_Selected excerpt_.
+++
In JSON you can do this because the scope property need not be known until deploy time. In bicep this needs to be known at compile time.

Also, the scope property in bicep is strongly typed (cannot be a string), IOW must be a resource. The type of a resource must be known at compile time.

In JSON I would do:

      {
        "scope": "[if(equals(parameters('scope'), resourceGroup().id), json('null'), variables('roleScope'))]",
        "type": "Microsoft.Authorization/roleAssignments",
        "apiVersion": "2022-01-01-preview",
        "name": "[variables('roleAssignmentName')]",
        "properties": {
          "roleDefinitionId": "[variables('roleDefinitionId')]",
          "principalId": "[parameters('principalId')]",
          "principalType": "[parameters('principalType')]"
        }
      }

Where variables('roleScope') is the back half of a resourceId.

via decompile this would be:

resource roleAssignmentName 'Microsoft.Authorization/roleAssignments@2022-01-01-preview' = {
  scope: ((scope == resourceGroup().id) ? json('null') : roleScope)
  name: roleAssignmentName_var
  properties: {
    roleDefinitionId: roleDefinitionId
    principalId: principalId
    principalType: principalType
  }
}

Which is not allowed.

Some ideas - allow the scope to be a string... or allow an existing resource declaration to be dynamic, e.g.

resource storageAccount existing = {
     id: resourceId('blah')
}

bmoore-msft avatar Jul 28 '22 20:07 bmoore-msft

@bmoore-msft - my understanding is this will be enabled with #2245/#2246

alex-frankel avatar Aug 01 '22 13:08 alex-frankel

I think one difference may be that in roleAssignment case, the type is not known at compile time... so in 2245/2246 the type declaration would be parameterized.

bmoore-msft avatar Aug 01 '22 20:08 bmoore-msft

My understanding is the resource parameter type can be generic, so you can have a module like:

param myRes resource // can be any resource type

resource roleAssignment 'Microsoft.Authorization/roleAssignments@2020-10-01-preview' = {
  scope: myRes
  ...
} 

Does that cover it?

alex-frankel avatar Aug 01 '22 21:08 alex-frankel

As long as the type can be specified at deploy time (not compile time) - yes, that would cover it. I didn't see anything that suggested that would be the case though.

bmoore-msft avatar Aug 01 '22 22:08 bmoore-msft

Very much like the idea!

Although modules are a great way of structuring your deployments, it would be a great advantage to have all the deployment definitions for all target scopes in a single file. This would greatly improve sharing Bicep code, e.g. in tutorials etc.
+++
_Extracted records_.
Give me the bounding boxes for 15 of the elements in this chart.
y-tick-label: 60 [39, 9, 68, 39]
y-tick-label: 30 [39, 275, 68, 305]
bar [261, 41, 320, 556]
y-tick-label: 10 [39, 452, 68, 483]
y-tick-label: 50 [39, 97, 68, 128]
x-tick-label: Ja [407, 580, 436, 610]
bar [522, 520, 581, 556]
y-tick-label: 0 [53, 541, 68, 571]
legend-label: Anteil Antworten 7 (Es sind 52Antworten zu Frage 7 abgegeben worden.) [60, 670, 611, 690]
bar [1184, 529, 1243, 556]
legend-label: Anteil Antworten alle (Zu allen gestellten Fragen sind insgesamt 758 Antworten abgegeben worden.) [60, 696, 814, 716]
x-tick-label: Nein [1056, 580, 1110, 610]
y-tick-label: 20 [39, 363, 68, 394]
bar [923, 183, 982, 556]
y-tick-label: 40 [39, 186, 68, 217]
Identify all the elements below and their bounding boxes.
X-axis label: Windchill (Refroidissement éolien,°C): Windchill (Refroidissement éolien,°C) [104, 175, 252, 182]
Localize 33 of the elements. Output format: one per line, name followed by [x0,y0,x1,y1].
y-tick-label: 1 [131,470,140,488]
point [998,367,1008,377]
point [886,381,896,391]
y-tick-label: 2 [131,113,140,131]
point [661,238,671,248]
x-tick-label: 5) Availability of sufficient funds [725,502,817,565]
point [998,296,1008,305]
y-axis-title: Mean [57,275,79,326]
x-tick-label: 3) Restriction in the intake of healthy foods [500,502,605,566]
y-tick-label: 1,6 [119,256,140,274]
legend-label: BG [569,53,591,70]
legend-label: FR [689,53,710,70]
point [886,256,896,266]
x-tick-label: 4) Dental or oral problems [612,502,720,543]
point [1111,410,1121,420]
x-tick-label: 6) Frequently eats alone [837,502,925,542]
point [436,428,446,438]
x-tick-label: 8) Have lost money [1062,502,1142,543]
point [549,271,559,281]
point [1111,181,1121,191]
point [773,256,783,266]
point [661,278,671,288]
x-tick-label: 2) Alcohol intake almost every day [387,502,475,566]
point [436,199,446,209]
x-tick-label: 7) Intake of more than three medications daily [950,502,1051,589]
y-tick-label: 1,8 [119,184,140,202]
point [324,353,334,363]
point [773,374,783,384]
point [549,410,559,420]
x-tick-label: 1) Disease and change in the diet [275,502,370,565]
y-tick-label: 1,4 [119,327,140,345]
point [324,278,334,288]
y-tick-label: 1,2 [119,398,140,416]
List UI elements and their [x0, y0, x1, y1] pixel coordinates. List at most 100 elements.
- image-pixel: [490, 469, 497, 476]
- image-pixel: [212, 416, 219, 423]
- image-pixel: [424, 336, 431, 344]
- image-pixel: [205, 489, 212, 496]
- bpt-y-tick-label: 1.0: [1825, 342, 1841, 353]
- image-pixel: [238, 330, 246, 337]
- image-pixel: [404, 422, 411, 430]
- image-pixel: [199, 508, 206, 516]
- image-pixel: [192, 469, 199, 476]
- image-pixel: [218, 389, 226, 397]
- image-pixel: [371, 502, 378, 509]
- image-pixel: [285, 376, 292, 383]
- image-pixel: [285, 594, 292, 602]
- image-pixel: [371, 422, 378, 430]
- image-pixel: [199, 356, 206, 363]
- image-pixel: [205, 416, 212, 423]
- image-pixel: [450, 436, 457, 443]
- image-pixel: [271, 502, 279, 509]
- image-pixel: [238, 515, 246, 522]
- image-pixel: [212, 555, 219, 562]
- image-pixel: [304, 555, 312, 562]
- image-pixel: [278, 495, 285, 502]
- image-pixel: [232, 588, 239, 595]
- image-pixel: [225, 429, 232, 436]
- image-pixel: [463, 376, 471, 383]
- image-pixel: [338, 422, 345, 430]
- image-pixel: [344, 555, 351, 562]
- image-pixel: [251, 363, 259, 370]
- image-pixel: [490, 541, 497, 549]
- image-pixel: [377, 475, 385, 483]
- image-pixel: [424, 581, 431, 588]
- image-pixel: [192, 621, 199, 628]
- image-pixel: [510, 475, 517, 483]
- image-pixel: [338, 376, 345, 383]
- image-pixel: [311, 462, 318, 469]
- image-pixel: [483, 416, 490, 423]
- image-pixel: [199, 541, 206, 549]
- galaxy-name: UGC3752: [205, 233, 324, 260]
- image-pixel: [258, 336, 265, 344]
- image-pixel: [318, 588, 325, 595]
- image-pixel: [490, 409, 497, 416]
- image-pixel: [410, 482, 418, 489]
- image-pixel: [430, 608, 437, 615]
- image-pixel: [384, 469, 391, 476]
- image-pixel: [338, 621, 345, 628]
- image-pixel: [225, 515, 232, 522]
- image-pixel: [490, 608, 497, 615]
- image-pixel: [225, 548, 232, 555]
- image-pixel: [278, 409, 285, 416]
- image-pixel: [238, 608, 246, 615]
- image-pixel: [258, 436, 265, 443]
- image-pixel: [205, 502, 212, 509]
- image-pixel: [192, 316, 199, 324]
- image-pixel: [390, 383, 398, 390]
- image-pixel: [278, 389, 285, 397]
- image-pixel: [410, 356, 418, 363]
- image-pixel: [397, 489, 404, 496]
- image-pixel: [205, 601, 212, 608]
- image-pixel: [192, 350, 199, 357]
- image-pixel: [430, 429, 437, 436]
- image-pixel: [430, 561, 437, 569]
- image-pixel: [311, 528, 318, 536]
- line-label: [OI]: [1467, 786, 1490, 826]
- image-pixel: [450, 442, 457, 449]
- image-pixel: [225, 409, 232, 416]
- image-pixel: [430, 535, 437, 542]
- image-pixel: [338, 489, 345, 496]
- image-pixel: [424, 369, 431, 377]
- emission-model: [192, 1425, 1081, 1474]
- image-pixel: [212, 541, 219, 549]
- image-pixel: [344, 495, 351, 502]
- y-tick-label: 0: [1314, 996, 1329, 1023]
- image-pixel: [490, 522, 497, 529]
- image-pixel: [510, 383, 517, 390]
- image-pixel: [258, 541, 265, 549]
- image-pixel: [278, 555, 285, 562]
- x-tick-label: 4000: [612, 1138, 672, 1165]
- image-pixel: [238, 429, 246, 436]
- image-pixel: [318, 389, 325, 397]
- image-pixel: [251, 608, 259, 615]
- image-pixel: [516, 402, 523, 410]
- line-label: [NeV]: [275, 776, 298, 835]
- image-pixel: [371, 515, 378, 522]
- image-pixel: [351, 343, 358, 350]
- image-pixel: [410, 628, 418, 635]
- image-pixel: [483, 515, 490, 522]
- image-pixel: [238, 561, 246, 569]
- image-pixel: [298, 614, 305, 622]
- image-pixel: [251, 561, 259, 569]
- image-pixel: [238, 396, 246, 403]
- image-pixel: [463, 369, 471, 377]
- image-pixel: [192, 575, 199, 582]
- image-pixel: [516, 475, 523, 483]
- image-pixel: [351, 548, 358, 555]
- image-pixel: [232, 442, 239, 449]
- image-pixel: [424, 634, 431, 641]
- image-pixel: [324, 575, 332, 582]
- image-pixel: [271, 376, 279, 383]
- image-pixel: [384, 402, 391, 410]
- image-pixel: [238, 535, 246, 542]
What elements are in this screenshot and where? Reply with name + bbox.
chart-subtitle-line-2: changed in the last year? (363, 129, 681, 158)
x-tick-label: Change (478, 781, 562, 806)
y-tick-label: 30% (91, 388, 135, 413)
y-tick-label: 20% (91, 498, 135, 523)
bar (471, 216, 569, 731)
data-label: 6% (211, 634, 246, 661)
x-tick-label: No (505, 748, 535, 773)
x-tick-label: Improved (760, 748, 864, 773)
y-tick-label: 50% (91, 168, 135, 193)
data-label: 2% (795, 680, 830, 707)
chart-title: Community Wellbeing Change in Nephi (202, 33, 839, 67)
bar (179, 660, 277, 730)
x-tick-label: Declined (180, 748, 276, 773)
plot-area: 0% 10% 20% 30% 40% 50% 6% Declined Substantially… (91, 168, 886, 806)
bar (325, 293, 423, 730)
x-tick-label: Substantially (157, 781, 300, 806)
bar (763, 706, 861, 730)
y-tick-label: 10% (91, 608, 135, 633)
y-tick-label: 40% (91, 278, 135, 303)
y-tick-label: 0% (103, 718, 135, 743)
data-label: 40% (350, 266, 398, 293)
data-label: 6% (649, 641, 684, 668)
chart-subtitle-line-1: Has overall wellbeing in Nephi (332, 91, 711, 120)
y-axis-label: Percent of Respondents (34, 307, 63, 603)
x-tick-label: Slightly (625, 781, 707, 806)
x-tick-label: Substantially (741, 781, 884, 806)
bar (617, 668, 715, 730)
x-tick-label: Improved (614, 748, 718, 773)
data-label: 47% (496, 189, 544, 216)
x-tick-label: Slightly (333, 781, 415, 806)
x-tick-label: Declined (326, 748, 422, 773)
+++
Please carry on the discussion about setting a Bicep resource's scope at deploy time, starting after its last sentence.

/ref #7860

SetTrend avatar Aug 09 '22 09:08 SetTrend

Just like Terraform Plan and Apply on a whole project regardless of the scope resources being provisioned belong to, as long there's authorization for it, I was attempting to have a single bicep orchestration file that would call all the modules that provision those resources in different scopes for my ALZ (RGs, policies, VNETs, KeyVault, etc). With that a single 'what-if' call to validate the entire orchestration plan and later a deploy if all modifications are approved. It would streamline the process, reduce the number of artifacts to manage and increase visibility

diogocatossi avatar Oct 06 '22 09:10 diogocatossi

Did we start consider about this implementation so far?

There is a lot of duplication for basic tasks like assigning policies or role assignments based on having to provide the single targetScope.

This is "not as fast as you would like", however it would be ideal to get this in by v1.0.1?

brwilkinson avatar Jun 23 '23 02:06 brwilkinson

Also, there were some comments about this being enabled with preview feature resourceTypedParamsAndOutputs that is now available, so perhaps there is some testing around this that I can consider...?!

brwilkinson avatar Jun 23 '23 03:06 brwilkinson

It appears that we have both of below, so perhaps we can consolidate to track in single issue?

  • https://github.com/Azure/bicep/issues/4698
  • https://github.com/Azure/bicep/issues/10131

brwilkinson avatar Jun 23 '23 03:06 brwilkinson

It would be nice if the Module simply inherited the Scope from the parent Module as the default.

Then you only specify targetScope = when you are changing scope when calling a Module or for any Top Level Module.